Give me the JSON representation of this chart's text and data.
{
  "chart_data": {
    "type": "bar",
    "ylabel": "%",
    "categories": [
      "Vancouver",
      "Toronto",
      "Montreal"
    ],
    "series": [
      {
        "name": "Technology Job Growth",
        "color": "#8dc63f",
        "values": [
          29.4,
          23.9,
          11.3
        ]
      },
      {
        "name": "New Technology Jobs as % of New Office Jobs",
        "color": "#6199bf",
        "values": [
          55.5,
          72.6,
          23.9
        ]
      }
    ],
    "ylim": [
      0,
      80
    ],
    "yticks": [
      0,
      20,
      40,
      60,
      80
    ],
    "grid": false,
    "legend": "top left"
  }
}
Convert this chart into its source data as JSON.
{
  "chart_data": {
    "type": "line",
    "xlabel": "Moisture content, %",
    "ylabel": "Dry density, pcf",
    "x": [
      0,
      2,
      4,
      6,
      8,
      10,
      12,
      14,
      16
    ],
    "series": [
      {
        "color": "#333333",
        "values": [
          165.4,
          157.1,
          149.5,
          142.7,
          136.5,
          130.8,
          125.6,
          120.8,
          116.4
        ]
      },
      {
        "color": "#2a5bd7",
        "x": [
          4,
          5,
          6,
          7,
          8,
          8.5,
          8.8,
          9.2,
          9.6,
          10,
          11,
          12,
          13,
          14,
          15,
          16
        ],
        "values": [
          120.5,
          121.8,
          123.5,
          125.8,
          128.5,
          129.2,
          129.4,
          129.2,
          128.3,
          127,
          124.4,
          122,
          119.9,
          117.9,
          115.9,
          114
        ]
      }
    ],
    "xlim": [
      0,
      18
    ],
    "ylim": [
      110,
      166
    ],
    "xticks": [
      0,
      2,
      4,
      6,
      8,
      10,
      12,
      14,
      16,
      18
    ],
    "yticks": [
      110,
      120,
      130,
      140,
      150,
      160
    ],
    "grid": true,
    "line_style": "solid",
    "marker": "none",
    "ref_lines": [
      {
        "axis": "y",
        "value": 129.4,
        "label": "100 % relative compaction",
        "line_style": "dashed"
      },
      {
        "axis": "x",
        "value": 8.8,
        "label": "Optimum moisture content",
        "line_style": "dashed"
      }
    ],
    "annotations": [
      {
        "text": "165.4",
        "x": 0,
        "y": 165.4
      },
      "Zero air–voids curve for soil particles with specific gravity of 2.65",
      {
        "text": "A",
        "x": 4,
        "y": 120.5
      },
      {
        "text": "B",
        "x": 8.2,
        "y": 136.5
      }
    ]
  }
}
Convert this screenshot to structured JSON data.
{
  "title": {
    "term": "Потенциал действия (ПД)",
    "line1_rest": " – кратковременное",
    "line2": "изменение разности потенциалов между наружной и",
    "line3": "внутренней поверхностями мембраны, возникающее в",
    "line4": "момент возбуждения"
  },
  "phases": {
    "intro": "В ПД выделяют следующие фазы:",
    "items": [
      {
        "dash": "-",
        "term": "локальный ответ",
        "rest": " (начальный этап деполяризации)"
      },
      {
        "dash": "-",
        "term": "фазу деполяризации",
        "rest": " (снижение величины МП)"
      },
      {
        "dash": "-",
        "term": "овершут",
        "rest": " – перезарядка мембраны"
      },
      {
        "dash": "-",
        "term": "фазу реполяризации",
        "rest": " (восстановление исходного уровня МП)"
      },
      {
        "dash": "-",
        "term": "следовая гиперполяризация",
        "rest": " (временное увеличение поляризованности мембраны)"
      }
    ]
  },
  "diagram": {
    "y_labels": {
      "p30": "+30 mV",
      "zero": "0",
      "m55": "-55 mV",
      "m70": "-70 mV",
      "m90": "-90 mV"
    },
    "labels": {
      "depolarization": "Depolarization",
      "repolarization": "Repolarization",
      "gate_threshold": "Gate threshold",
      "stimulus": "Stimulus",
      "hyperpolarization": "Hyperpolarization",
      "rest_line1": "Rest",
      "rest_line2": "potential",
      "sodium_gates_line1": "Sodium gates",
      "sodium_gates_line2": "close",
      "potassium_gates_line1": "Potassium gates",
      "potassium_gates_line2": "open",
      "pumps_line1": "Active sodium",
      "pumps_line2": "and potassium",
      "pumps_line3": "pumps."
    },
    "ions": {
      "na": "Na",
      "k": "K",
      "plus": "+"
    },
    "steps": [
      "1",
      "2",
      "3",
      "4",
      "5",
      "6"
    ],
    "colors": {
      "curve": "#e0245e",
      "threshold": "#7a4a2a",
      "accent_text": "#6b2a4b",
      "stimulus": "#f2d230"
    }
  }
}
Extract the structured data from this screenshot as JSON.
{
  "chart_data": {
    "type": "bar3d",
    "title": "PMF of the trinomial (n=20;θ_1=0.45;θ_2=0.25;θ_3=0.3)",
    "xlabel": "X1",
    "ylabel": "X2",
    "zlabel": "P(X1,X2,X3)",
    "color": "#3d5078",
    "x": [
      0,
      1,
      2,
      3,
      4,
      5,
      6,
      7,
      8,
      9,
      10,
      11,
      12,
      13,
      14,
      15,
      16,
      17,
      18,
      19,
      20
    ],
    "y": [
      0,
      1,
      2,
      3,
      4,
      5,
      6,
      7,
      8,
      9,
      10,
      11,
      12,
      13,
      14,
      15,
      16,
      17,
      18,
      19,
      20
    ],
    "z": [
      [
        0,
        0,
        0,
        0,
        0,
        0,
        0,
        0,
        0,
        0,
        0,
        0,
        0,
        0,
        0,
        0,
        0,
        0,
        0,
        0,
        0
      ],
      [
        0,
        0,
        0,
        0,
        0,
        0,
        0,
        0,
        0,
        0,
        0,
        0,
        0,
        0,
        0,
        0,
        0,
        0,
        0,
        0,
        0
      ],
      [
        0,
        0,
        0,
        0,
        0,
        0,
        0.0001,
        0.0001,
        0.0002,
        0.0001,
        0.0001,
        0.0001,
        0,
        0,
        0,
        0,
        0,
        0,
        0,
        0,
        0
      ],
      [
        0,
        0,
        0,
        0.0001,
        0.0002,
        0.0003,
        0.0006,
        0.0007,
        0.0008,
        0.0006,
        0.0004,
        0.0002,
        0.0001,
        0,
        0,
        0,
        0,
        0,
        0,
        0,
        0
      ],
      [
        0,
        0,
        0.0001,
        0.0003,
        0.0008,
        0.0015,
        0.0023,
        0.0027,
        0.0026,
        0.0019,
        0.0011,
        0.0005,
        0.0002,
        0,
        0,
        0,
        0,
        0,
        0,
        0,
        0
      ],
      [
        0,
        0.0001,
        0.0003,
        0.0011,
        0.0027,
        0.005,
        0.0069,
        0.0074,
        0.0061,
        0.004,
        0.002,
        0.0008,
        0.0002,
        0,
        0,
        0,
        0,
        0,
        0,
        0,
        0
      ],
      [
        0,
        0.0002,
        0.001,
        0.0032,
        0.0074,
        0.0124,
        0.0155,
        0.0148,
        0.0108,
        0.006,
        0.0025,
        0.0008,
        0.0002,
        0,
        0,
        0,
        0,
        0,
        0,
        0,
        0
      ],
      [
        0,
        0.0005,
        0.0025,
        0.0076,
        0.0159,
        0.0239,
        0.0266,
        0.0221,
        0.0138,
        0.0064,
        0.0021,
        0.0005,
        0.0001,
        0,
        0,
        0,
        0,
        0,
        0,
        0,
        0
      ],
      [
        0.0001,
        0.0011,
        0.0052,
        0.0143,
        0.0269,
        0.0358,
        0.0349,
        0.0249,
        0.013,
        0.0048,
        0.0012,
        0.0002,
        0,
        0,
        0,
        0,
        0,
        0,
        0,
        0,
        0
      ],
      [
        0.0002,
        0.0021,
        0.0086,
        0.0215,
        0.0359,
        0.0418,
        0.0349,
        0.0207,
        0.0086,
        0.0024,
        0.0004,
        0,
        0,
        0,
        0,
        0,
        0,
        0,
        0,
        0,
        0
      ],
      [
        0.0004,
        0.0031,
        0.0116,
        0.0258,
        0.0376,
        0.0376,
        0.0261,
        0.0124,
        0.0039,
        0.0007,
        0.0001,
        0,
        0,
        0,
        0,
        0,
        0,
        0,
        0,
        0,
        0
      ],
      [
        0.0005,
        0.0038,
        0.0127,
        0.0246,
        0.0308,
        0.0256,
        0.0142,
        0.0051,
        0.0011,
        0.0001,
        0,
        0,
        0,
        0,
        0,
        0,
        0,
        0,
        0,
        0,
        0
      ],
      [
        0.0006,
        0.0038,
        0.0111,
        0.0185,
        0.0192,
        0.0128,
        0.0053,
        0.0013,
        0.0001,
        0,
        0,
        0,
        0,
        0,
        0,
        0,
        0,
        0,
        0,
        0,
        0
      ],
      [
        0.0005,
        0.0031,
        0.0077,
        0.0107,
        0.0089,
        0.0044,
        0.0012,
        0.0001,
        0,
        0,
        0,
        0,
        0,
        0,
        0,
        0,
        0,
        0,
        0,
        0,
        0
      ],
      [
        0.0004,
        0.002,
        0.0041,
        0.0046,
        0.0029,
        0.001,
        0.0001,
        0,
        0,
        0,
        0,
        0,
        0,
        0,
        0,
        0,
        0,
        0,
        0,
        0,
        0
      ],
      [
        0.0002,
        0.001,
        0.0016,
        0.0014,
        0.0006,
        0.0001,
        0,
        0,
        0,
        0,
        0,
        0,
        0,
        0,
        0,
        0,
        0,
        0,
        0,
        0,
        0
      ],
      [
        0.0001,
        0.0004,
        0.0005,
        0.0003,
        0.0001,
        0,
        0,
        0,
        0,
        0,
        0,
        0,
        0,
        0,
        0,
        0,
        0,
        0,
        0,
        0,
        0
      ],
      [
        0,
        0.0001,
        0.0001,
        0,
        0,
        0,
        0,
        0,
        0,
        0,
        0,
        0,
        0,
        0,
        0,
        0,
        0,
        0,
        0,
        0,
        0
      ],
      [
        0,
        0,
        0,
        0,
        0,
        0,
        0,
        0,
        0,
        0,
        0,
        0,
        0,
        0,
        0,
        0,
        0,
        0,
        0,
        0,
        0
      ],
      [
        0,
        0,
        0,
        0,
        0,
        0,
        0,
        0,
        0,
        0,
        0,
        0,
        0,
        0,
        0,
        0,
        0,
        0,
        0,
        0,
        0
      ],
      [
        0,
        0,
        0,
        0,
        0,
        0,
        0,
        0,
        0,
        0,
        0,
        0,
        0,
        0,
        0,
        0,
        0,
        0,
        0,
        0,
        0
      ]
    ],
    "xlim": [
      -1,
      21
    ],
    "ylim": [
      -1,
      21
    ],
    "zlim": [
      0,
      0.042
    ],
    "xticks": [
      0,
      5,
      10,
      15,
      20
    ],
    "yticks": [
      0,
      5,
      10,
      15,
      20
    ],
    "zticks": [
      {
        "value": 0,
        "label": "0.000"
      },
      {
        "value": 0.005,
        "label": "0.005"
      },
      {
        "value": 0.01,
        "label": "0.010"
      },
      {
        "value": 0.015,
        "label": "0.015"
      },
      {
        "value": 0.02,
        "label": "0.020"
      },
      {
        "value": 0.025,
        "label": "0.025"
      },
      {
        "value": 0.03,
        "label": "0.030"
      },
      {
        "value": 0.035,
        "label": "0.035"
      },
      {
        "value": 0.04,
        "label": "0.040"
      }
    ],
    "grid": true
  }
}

-*-*-

EXERCISE:
Reply with nothing but a number: how many lines of the entries above contain the string "деполяризации"?

THE RESULT:
2